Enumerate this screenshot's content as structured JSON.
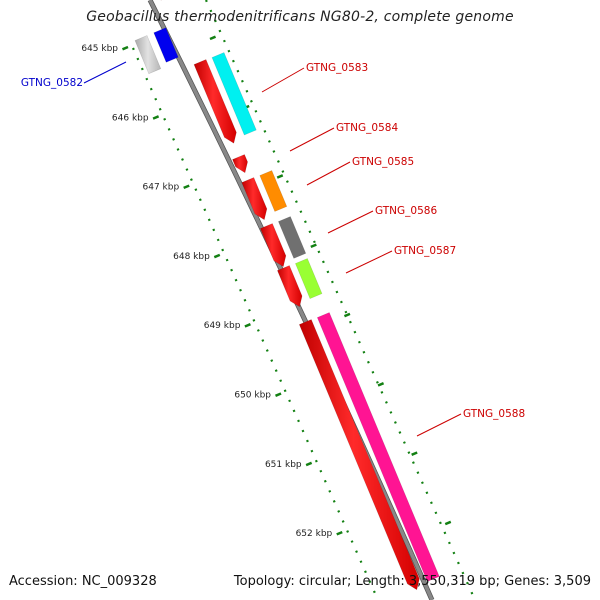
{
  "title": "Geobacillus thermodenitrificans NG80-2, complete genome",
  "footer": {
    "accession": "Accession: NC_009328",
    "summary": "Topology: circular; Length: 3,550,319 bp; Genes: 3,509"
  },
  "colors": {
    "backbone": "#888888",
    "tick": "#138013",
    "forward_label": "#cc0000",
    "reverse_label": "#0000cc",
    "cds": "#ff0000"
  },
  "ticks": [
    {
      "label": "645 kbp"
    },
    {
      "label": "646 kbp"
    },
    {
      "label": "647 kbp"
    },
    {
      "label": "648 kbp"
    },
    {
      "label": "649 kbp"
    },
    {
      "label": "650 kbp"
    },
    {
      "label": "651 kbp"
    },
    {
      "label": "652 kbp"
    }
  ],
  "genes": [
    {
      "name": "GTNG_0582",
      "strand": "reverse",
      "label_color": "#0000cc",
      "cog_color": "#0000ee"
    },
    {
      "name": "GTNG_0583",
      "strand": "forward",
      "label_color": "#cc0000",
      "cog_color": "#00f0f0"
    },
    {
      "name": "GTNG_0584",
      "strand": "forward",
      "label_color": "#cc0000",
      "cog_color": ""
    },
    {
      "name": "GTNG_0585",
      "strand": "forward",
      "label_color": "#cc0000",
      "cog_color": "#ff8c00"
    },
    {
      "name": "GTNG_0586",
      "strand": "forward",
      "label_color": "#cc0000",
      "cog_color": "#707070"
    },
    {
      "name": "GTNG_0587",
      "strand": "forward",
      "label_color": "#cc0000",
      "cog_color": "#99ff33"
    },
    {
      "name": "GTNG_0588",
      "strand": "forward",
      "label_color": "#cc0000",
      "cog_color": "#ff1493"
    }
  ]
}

━━━━━━━━━━━━━━━━

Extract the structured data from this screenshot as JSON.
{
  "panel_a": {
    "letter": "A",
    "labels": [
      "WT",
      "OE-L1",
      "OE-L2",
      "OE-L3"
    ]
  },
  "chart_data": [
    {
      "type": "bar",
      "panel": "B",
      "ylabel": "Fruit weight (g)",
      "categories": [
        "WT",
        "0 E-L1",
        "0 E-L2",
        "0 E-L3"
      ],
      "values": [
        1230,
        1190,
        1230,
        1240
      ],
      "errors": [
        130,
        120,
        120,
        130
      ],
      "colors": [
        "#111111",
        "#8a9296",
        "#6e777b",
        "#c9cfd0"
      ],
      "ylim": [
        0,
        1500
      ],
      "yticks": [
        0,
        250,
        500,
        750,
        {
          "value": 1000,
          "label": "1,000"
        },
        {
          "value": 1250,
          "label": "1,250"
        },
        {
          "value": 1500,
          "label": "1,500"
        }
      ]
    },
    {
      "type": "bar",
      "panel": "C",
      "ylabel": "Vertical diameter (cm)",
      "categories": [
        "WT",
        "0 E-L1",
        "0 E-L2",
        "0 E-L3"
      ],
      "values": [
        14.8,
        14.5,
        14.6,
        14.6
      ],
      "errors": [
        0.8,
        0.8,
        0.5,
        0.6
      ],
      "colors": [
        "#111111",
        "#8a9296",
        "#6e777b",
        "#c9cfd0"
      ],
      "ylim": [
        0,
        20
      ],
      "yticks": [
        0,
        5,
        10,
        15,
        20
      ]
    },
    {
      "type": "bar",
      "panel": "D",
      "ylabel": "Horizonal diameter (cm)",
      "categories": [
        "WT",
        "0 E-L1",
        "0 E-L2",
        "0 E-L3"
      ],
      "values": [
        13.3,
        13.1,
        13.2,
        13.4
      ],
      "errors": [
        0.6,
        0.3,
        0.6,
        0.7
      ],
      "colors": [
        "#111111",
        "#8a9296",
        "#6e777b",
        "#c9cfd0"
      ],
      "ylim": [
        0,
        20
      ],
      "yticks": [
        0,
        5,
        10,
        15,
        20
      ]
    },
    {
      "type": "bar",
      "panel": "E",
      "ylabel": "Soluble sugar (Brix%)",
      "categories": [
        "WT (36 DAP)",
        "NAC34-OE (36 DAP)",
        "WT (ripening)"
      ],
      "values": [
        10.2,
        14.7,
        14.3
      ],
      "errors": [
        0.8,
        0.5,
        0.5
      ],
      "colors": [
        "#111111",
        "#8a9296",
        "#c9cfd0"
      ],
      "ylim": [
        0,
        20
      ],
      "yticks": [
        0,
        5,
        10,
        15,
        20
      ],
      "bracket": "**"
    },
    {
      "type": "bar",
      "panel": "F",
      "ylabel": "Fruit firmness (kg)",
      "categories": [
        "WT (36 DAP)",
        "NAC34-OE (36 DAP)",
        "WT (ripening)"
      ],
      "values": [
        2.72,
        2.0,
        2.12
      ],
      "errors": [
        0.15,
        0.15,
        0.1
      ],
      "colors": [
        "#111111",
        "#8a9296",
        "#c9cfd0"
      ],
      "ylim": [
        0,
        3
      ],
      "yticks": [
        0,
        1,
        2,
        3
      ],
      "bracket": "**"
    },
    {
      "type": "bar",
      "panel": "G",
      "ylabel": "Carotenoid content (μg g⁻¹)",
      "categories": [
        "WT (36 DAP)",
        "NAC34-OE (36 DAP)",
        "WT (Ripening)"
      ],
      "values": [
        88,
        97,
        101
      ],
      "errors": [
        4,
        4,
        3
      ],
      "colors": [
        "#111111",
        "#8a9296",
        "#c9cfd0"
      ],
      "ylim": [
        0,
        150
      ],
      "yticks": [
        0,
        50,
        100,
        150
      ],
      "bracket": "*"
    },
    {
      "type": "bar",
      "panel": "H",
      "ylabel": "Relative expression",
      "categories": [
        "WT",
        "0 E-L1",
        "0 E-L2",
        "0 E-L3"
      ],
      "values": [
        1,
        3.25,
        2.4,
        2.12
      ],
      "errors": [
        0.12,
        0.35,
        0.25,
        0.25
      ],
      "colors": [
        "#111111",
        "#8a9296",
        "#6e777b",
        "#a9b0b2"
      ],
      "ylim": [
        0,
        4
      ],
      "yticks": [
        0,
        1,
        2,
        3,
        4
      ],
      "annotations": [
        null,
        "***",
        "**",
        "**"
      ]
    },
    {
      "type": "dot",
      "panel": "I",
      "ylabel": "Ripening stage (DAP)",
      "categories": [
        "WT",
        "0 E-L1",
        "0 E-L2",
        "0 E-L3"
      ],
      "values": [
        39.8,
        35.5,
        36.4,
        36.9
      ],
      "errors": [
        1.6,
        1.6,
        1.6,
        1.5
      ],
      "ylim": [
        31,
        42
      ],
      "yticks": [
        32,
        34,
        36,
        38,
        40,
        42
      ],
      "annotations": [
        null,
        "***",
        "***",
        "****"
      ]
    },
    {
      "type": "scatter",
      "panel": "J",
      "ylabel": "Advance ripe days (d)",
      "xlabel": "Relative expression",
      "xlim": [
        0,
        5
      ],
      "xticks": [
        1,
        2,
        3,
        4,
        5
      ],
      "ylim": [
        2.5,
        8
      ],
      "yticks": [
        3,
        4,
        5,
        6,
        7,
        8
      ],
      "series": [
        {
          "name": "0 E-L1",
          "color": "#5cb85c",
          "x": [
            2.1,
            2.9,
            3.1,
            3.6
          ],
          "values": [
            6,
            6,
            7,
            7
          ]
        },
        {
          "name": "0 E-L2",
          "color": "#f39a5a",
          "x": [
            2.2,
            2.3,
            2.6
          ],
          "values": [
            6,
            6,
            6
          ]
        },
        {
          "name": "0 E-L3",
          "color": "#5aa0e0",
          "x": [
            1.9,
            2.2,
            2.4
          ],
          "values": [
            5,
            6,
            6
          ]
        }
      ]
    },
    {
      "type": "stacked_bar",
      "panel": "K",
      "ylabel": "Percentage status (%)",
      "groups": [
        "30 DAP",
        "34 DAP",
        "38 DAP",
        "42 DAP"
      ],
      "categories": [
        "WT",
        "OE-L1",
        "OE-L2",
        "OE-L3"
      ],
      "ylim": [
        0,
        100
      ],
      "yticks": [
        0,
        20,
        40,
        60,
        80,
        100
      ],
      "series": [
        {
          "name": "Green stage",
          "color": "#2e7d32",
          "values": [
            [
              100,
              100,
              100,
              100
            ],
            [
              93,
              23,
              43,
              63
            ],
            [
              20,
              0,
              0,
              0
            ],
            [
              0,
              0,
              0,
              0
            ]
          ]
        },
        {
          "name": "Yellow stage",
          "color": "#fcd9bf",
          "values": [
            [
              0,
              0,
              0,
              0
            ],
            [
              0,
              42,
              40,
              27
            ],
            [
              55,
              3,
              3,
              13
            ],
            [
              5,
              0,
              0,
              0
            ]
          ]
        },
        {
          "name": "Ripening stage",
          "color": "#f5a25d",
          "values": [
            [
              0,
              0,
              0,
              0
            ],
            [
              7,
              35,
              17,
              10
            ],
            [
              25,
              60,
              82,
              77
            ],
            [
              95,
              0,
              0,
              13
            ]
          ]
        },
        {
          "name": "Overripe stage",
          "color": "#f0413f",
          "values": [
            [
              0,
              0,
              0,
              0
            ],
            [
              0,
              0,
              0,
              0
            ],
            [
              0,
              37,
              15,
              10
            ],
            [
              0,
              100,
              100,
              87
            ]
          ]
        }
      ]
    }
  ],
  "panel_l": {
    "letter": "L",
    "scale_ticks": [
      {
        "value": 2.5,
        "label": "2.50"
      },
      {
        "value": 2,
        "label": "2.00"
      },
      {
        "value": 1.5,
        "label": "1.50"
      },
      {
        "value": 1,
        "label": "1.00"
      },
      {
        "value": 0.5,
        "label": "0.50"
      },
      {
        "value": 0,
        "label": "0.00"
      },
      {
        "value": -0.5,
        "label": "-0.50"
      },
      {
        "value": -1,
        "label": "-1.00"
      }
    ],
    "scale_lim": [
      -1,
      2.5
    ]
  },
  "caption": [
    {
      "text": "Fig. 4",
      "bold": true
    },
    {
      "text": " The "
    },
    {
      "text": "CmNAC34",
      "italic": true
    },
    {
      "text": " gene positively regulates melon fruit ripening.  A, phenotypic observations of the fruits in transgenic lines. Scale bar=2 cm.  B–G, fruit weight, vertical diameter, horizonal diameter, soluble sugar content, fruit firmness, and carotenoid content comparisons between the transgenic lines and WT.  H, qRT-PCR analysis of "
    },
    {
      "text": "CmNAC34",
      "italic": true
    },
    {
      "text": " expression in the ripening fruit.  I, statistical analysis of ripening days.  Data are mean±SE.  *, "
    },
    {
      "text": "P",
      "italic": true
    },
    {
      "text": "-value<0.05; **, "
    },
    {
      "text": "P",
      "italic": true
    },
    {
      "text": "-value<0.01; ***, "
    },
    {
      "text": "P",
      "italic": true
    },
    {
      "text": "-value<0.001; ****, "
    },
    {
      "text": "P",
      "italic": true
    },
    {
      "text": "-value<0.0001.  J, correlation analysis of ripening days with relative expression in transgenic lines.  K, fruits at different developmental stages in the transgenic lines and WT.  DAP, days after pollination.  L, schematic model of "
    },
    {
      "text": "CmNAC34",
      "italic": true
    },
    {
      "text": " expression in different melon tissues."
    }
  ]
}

━━━━━━━━━━━━━━━━

- What the task asks
Tally the lines of the records above that contain the word "weight". Give only the total.

- Exercise response
2